--- Begin Data provided ---
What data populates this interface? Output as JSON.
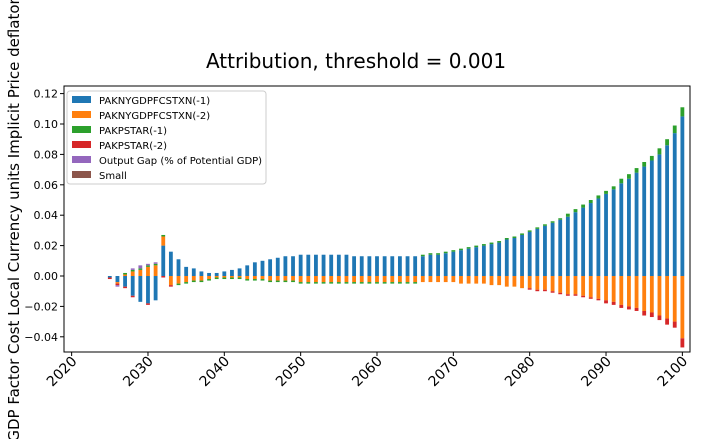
{
  "chart_data": {
    "type": "bar",
    "subtype": "stacked-diverging",
    "title": "Attribution, threshold = 0.001",
    "xlabel": "",
    "ylabel": "GDP Factor Cost Local Currency units Implicit Price deflator",
    "xlim": [
      2019,
      2101
    ],
    "ylim": [
      -0.05,
      0.125
    ],
    "xticks": [
      2020,
      2030,
      2040,
      2050,
      2060,
      2070,
      2080,
      2090,
      2100
    ],
    "yticks": [
      -0.04,
      -0.02,
      0.0,
      0.02,
      0.04,
      0.06,
      0.08,
      0.1,
      0.12
    ],
    "ytick_labels": [
      "−0.04",
      "−0.02",
      "0.00",
      "0.02",
      "0.04",
      "0.06",
      "0.08",
      "0.10",
      "0.12"
    ],
    "legend_position": "upper-left",
    "grid": false,
    "x": [
      2025,
      2026,
      2027,
      2028,
      2029,
      2030,
      2031,
      2032,
      2033,
      2034,
      2035,
      2036,
      2037,
      2038,
      2039,
      2040,
      2041,
      2042,
      2043,
      2044,
      2045,
      2046,
      2047,
      2048,
      2049,
      2050,
      2051,
      2052,
      2053,
      2054,
      2055,
      2056,
      2057,
      2058,
      2059,
      2060,
      2061,
      2062,
      2063,
      2064,
      2065,
      2066,
      2067,
      2068,
      2069,
      2070,
      2071,
      2072,
      2073,
      2074,
      2075,
      2076,
      2077,
      2078,
      2079,
      2080,
      2081,
      2082,
      2083,
      2084,
      2085,
      2086,
      2087,
      2088,
      2089,
      2090,
      2091,
      2092,
      2093,
      2094,
      2095,
      2096,
      2097,
      2098,
      2099,
      2100
    ],
    "series": [
      {
        "name": "PAKNYGDPFCSTXN(-1)",
        "color": "#1f77b4",
        "values": [
          -0.001,
          -0.004,
          -0.007,
          -0.013,
          -0.017,
          -0.018,
          -0.016,
          0.02,
          0.016,
          0.011,
          0.006,
          0.005,
          0.003,
          0.002,
          0.002,
          0.003,
          0.004,
          0.005,
          0.007,
          0.009,
          0.01,
          0.011,
          0.012,
          0.013,
          0.013,
          0.014,
          0.014,
          0.014,
          0.014,
          0.014,
          0.014,
          0.014,
          0.013,
          0.013,
          0.013,
          0.013,
          0.013,
          0.013,
          0.013,
          0.013,
          0.013,
          0.013,
          0.014,
          0.014,
          0.015,
          0.016,
          0.017,
          0.018,
          0.019,
          0.02,
          0.021,
          0.022,
          0.024,
          0.025,
          0.027,
          0.029,
          0.031,
          0.033,
          0.035,
          0.037,
          0.039,
          0.042,
          0.045,
          0.048,
          0.051,
          0.054,
          0.057,
          0.061,
          0.064,
          0.068,
          0.072,
          0.076,
          0.08,
          0.086,
          0.094,
          0.105
        ]
      },
      {
        "name": "PAKNYGDPFCSTXN(-2)",
        "color": "#ff7f0e",
        "values": [
          0.0,
          -0.001,
          0.001,
          0.003,
          0.004,
          0.006,
          0.007,
          0.006,
          -0.006,
          -0.005,
          -0.004,
          -0.003,
          -0.003,
          -0.002,
          -0.001,
          -0.001,
          -0.001,
          -0.001,
          -0.002,
          -0.002,
          -0.002,
          -0.003,
          -0.003,
          -0.003,
          -0.003,
          -0.004,
          -0.004,
          -0.004,
          -0.004,
          -0.004,
          -0.004,
          -0.004,
          -0.004,
          -0.004,
          -0.004,
          -0.004,
          -0.004,
          -0.004,
          -0.004,
          -0.004,
          -0.004,
          -0.004,
          -0.004,
          -0.004,
          -0.004,
          -0.004,
          -0.005,
          -0.005,
          -0.005,
          -0.005,
          -0.006,
          -0.006,
          -0.007,
          -0.007,
          -0.008,
          -0.008,
          -0.009,
          -0.009,
          -0.01,
          -0.011,
          -0.012,
          -0.012,
          -0.013,
          -0.014,
          -0.015,
          -0.016,
          -0.017,
          -0.019,
          -0.02,
          -0.021,
          -0.023,
          -0.024,
          -0.026,
          -0.028,
          -0.03,
          -0.041
        ]
      },
      {
        "name": "PAKPSTAR(-1)",
        "color": "#2ca02c",
        "values": [
          0.0,
          0.0,
          0.001,
          0.001,
          0.001,
          0.001,
          0.001,
          0.001,
          0.0,
          -0.001,
          -0.001,
          -0.001,
          -0.001,
          -0.001,
          -0.001,
          -0.001,
          -0.001,
          -0.001,
          -0.001,
          -0.001,
          -0.001,
          -0.001,
          -0.001,
          -0.001,
          -0.001,
          -0.001,
          -0.001,
          -0.001,
          -0.001,
          -0.001,
          -0.001,
          -0.001,
          -0.001,
          -0.001,
          -0.001,
          -0.001,
          -0.001,
          -0.001,
          -0.001,
          -0.001,
          -0.001,
          0.001,
          0.001,
          0.001,
          0.001,
          0.001,
          0.001,
          0.001,
          0.001,
          0.001,
          0.001,
          0.001,
          0.001,
          0.001,
          0.001,
          0.001,
          0.001,
          0.001,
          0.001,
          0.001,
          0.002,
          0.002,
          0.002,
          0.002,
          0.002,
          0.002,
          0.002,
          0.003,
          0.003,
          0.003,
          0.003,
          0.003,
          0.004,
          0.004,
          0.005,
          0.006
        ]
      },
      {
        "name": "PAKPSTAR(-2)",
        "color": "#d62728",
        "values": [
          -0.001,
          -0.001,
          -0.001,
          -0.001,
          0.0,
          -0.001,
          0.0,
          -0.001,
          -0.001,
          0.0,
          0.0,
          0.0,
          0.0,
          0.0,
          0.0,
          0.0,
          0.0,
          0.0,
          0.0,
          0.0,
          0.0,
          0.0,
          0.0,
          0.0,
          0.0,
          0.0,
          0.0,
          0.0,
          0.0,
          0.0,
          0.0,
          0.0,
          0.0,
          0.0,
          0.0,
          0.0,
          0.0,
          0.0,
          0.0,
          0.0,
          0.0,
          0.0,
          0.0,
          0.0,
          0.0,
          0.0,
          0.0,
          0.0,
          0.0,
          0.0,
          0.0,
          0.0,
          0.0,
          0.0,
          0.0,
          -0.001,
          -0.001,
          -0.001,
          -0.001,
          -0.001,
          -0.001,
          -0.001,
          -0.001,
          -0.001,
          -0.001,
          -0.002,
          -0.002,
          -0.002,
          -0.002,
          -0.002,
          -0.003,
          -0.003,
          -0.003,
          -0.004,
          -0.004,
          -0.006
        ]
      },
      {
        "name": "Output Gap (% of Potential GDP)",
        "color": "#9467bd",
        "values": [
          0.0,
          -0.001,
          0.0,
          0.001,
          0.002,
          0.001,
          0.001,
          0.0,
          0.0,
          0.0,
          0.0,
          0.0,
          0.0,
          0.0,
          0.0,
          0.0,
          0.0,
          0.0,
          0.0,
          0.0,
          0.0,
          0.0,
          0.0,
          0.0,
          0.0,
          0.0,
          0.0,
          0.0,
          0.0,
          0.0,
          0.0,
          0.0,
          0.0,
          0.0,
          0.0,
          0.0,
          0.0,
          0.0,
          0.0,
          0.0,
          0.0,
          0.0,
          0.0,
          0.0,
          0.0,
          0.0,
          0.0,
          0.0,
          0.0,
          0.0,
          0.0,
          0.0,
          0.0,
          0.0,
          0.0,
          0.0,
          0.0,
          0.0,
          0.0,
          0.0,
          0.0,
          0.0,
          0.0,
          0.0,
          0.0,
          0.0,
          0.0,
          0.0,
          0.0,
          0.0,
          0.0,
          0.0,
          0.0,
          0.0,
          0.0,
          0.0
        ]
      },
      {
        "name": "Small",
        "color": "#8c564b",
        "values": [
          0.0,
          0.0,
          0.0,
          0.0,
          0.0,
          0.0,
          0.0,
          0.0,
          0.0,
          0.0,
          0.0,
          0.0,
          0.0,
          0.0,
          0.0,
          0.0,
          0.0,
          0.0,
          0.0,
          0.0,
          0.0,
          0.0,
          0.0,
          0.0,
          0.0,
          0.0,
          0.0,
          0.0,
          0.0,
          0.0,
          0.0,
          0.0,
          0.0,
          0.0,
          0.0,
          0.0,
          0.0,
          0.0,
          0.0,
          0.0,
          0.0,
          0.0,
          0.0,
          0.0,
          0.0,
          0.0,
          0.0,
          0.0,
          0.0,
          0.0,
          0.0,
          0.0,
          0.0,
          0.0,
          0.0,
          0.0,
          0.0,
          0.0,
          0.0,
          0.0,
          0.0,
          0.0,
          0.0,
          0.0,
          0.0,
          0.0,
          0.0,
          0.0,
          0.0,
          0.0,
          0.0,
          0.0,
          0.0,
          0.0,
          0.0,
          0.0
        ]
      }
    ]
  }
}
--- End Data provided ---
* **What to do**: Filter the records for lines holding the string "name". Copy each one.

* **Exercise answer**:
        "name": "PAKNYGDPFCSTXN(-1)",
        "name": "PAKNYGDPFCSTXN(-2)",
        "name": "PAKPSTAR(-1)",
        "name": "PAKPSTAR(-2)",
        "name": "Output Gap (% of Potential GDP)",
        "name": "Small",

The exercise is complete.